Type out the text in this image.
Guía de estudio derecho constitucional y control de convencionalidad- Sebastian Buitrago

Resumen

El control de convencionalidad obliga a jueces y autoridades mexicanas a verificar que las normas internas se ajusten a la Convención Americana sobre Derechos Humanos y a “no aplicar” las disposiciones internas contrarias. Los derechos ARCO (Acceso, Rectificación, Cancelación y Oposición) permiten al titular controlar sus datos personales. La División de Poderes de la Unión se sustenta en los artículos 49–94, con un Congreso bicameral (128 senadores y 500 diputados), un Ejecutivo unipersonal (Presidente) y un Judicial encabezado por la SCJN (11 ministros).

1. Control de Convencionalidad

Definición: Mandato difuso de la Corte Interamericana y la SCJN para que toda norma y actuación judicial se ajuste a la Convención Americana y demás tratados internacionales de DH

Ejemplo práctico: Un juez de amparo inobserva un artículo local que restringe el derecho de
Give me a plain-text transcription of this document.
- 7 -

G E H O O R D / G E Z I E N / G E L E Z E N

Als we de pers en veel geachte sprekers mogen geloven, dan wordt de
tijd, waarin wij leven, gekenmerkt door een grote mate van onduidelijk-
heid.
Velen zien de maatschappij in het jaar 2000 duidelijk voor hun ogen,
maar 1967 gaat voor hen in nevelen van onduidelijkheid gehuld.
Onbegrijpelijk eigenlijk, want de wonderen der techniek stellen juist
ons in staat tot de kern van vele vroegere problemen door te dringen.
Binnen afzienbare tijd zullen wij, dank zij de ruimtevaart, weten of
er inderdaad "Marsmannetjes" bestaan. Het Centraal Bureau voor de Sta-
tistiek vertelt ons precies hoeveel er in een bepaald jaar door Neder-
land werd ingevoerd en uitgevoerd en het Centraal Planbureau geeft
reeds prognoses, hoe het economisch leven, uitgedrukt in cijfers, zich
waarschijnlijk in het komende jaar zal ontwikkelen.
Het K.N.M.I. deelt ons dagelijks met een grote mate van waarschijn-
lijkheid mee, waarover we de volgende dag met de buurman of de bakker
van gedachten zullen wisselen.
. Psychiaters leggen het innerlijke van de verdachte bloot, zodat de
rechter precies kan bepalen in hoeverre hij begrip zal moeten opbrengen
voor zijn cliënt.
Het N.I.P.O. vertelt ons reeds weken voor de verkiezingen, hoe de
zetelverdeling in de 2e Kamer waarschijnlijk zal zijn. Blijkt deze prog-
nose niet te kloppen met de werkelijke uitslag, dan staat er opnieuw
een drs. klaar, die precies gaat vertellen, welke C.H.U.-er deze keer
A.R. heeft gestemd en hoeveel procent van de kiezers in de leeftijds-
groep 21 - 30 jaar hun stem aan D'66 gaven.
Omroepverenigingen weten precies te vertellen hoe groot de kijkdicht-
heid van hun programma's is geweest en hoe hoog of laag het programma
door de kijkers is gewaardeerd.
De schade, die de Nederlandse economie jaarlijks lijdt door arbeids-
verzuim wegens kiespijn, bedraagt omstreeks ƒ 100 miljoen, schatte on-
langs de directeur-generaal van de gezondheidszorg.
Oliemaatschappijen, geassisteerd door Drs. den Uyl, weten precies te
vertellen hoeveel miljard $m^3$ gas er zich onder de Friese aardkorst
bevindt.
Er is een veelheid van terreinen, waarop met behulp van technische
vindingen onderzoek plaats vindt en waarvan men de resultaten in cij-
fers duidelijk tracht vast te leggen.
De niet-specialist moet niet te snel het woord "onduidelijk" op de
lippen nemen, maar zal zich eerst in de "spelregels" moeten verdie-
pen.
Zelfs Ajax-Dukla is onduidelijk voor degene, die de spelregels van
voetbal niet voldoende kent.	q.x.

⁂

Required task — Copy out the whole listing exactly.

Answer to this problem —
Type out the text in this image.
Guía de estudio derecho constitucional y control de convencionalidad- Sebastian Buitrago

Resumen

El control de convencionalidad obliga a jueces y autoridades mexicanas a verificar que las normas internas se ajusten a la Convención Americana sobre Derechos Humanos y a “no aplicar” las disposiciones internas contrarias. Los derechos ARCO (Acceso, Rectificación, Cancelación y Oposición) permiten al titular controlar sus datos personales. La División de Poderes de la Unión se sustenta en los artículos 49–94, con un Congreso bicameral (128 senadores y 500 diputados), un Ejecutivo unipersonal (Presidente) y un Judicial encabezado por la SCJN (11 ministros).

1. Control de Convencionalidad

Definición: Mandato difuso de la Corte Interamericana y la SCJN para que toda norma y actuación judicial se ajuste a la Convención Americana y demás tratados internacionales de DH

Ejemplo práctico: Un juez de amparo inobserva un artículo local que restringe el derecho de
Give me a plain-text transcription of this document.
- 7 -

G E H O O R D / G E Z I E N / G E L E Z E N

Als we de pers en veel geachte sprekers mogen geloven, dan wordt de
tijd, waarin wij leven, gekenmerkt door een grote mate van onduidelijk-
heid.
Velen zien de maatschappij in het jaar 2000 duidelijk voor hun ogen,
maar 1967 gaat voor hen in nevelen van onduidelijkheid gehuld.
Onbegrijpelijk eigenlijk, want de wonderen der techniek stellen juist
ons in staat tot de kern van vele vroegere problemen door te dringen.
Binnen afzienbare tijd zullen wij, dank zij de ruimtevaart, weten of
er inderdaad "Marsmannetjes" bestaan. Het Centraal Bureau voor de Sta-
tistiek vertelt ons precies hoeveel er in een bepaald jaar door Neder-
land werd ingevoerd en uitgevoerd en het Centraal Planbureau geeft
reeds prognoses, hoe het economisch leven, uitgedrukt in cijfers, zich
waarschijnlijk in het komende jaar zal ontwikkelen.
Het K.N.M.I. deelt ons dagelijks met een grote mate van waarschijn-
lijkheid mee, waarover we de volgende dag met de buurman of de bakker
van gedachten zullen wisselen.
. Psychiaters leggen het innerlijke van de verdachte bloot, zodat de
rechter precies kan bepalen in hoeverre hij begrip zal moeten opbrengen
voor zijn cliënt.
Het N.I.P.O. vertelt ons reeds weken voor de verkiezingen, hoe de
zetelverdeling in de 2e Kamer waarschijnlijk zal zijn. Blijkt deze prog-
nose niet te kloppen met de werkelijke uitslag, dan staat er opnieuw
een drs. klaar, die precies gaat vertellen, welke C.H.U.-er deze keer
A.R. heeft gestemd en hoeveel procent van de kiezers in de leeftijds-
groep 21 - 30 jaar hun stem aan D'66 gaven.
Omroepverenigingen weten precies te vertellen hoe groot de kijkdicht-
heid van hun programma's is geweest en hoe hoog of laag het programma
door de kijkers is gewaardeerd.
De schade, die de Nederlandse economie jaarlijks lijdt door arbeids-
verzuim wegens kiespijn, bedraagt omstreeks ƒ 100 miljoen, schatte on-
langs de directeur-generaal van de gezondheidszorg.
Oliemaatschappijen, geassisteerd door Drs. den Uyl, weten precies te
vertellen hoeveel miljard $m^3$ gas er zich onder de Friese aardkorst
bevindt.
Er is een veelheid van terreinen, waarop met behulp van technische
vindingen onderzoek plaats vindt en waarvan men de resultaten in cij-
fers duidelijk tracht vast te leggen.
De niet-specialist moet niet te snel het woord "onduidelijk" op de
lippen nemen, maar zal zich eerst in de "spelregels" moeten verdie-
pen.
Zelfs Ajax-Dukla is onduidelijk voor degene, die de spelregels van
voetbal niet voldoende kent.	q.x.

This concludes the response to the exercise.